**What is expected:** From the first record to the last, write out each one exactly.

══ Entries shown ══

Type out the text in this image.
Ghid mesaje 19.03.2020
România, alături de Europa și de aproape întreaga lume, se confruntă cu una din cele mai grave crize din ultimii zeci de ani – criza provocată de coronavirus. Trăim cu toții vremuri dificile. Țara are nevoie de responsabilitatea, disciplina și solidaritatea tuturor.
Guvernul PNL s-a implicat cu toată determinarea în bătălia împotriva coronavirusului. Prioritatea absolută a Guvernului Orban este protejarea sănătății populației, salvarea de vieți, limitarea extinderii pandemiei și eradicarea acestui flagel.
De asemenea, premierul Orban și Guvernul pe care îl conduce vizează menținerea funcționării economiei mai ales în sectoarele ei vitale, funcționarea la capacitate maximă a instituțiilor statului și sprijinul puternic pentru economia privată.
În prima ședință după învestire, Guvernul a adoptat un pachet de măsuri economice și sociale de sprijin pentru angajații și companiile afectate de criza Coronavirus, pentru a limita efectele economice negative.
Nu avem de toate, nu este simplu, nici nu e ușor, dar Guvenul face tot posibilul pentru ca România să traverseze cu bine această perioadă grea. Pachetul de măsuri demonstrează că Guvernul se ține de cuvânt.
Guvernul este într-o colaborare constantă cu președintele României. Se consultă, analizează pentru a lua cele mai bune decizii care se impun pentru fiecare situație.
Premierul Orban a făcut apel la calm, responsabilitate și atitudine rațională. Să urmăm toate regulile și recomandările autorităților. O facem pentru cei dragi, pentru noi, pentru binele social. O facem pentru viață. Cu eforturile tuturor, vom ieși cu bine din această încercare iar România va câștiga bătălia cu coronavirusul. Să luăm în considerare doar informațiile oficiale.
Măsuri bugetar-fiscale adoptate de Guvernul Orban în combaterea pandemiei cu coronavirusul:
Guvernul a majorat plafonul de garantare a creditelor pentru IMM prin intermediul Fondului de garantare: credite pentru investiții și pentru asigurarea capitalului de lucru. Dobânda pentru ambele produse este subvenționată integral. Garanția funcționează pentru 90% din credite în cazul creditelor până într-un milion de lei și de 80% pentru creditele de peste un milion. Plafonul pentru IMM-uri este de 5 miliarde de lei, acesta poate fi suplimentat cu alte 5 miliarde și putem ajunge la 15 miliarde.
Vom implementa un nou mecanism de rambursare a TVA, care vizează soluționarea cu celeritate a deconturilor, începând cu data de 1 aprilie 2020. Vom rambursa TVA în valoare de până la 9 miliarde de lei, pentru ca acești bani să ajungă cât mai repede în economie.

═══

**Answer area:**
Type out the text in this image.
Ghid mesaje 19.03.2020
România, alături de Europa și de aproape întreaga lume, se confruntă cu una din cele mai grave crize din ultimii zeci de ani – criza provocată de coronavirus. Trăim cu toții vremuri dificile. Țara are nevoie de responsabilitatea, disciplina și solidaritatea tuturor.
Guvernul PNL s-a implicat cu toată determinarea în bătălia împotriva coronavirusului. Prioritatea absolută a Guvernului Orban este protejarea sănătății populației, salvarea de vieți, limitarea extinderii pandemiei și eradicarea acestui flagel.
De asemenea, premierul Orban și Guvernul pe care îl conduce vizează menținerea funcționării economiei mai ales în sectoarele ei vitale, funcționarea la capacitate maximă a instituțiilor statului și sprijinul puternic pentru economia privată.
În prima ședință după învestire, Guvernul a adoptat un pachet de măsuri economice și sociale de sprijin pentru angajații și companiile afectate de criza Coronavirus, pentru a limita efectele economice negative.
Nu avem de toate, nu este simplu, nici nu e ușor, dar Guvenul face tot posibilul pentru ca România să traverseze cu bine această perioadă grea. Pachetul de măsuri demonstrează că Guvernul se ține de cuvânt.
Guvernul este într-o colaborare constantă cu președintele României. Se consultă, analizează pentru a lua cele mai bune decizii care se impun pentru fiecare situație.
Premierul Orban a făcut apel la calm, responsabilitate și atitudine rațională. Să urmăm toate regulile și recomandările autorităților. O facem pentru cei dragi, pentru noi, pentru binele social. O facem pentru viață. Cu eforturile tuturor, vom ieși cu bine din această încercare iar România va câștiga bătălia cu coronavirusul. Să luăm în considerare doar informațiile oficiale.
Măsuri bugetar-fiscale adoptate de Guvernul Orban în combaterea pandemiei cu coronavirusul:
Guvernul a majorat plafonul de garantare a creditelor pentru IMM prin intermediul Fondului de garantare: credite pentru investiții și pentru asigurarea capitalului de lucru. Dobânda pentru ambele produse este subvenționată integral. Garanția funcționează pentru 90% din credite în cazul creditelor până într-un milion de lei și de 80% pentru creditele de peste un milion. Plafonul pentru IMM-uri este de 5 miliarde de lei, acesta poate fi suplimentat cu alte 5 miliarde și putem ajunge la 15 miliarde.
Vom implementa un nou mecanism de rambursare a TVA, care vizează soluționarea cu celeritate a deconturilor, începând cu data de 1 aprilie 2020. Vom rambursa TVA în valoare de până la 9 miliarde de lei, pentru ca acești bani să ajungă cât mai repede în economie.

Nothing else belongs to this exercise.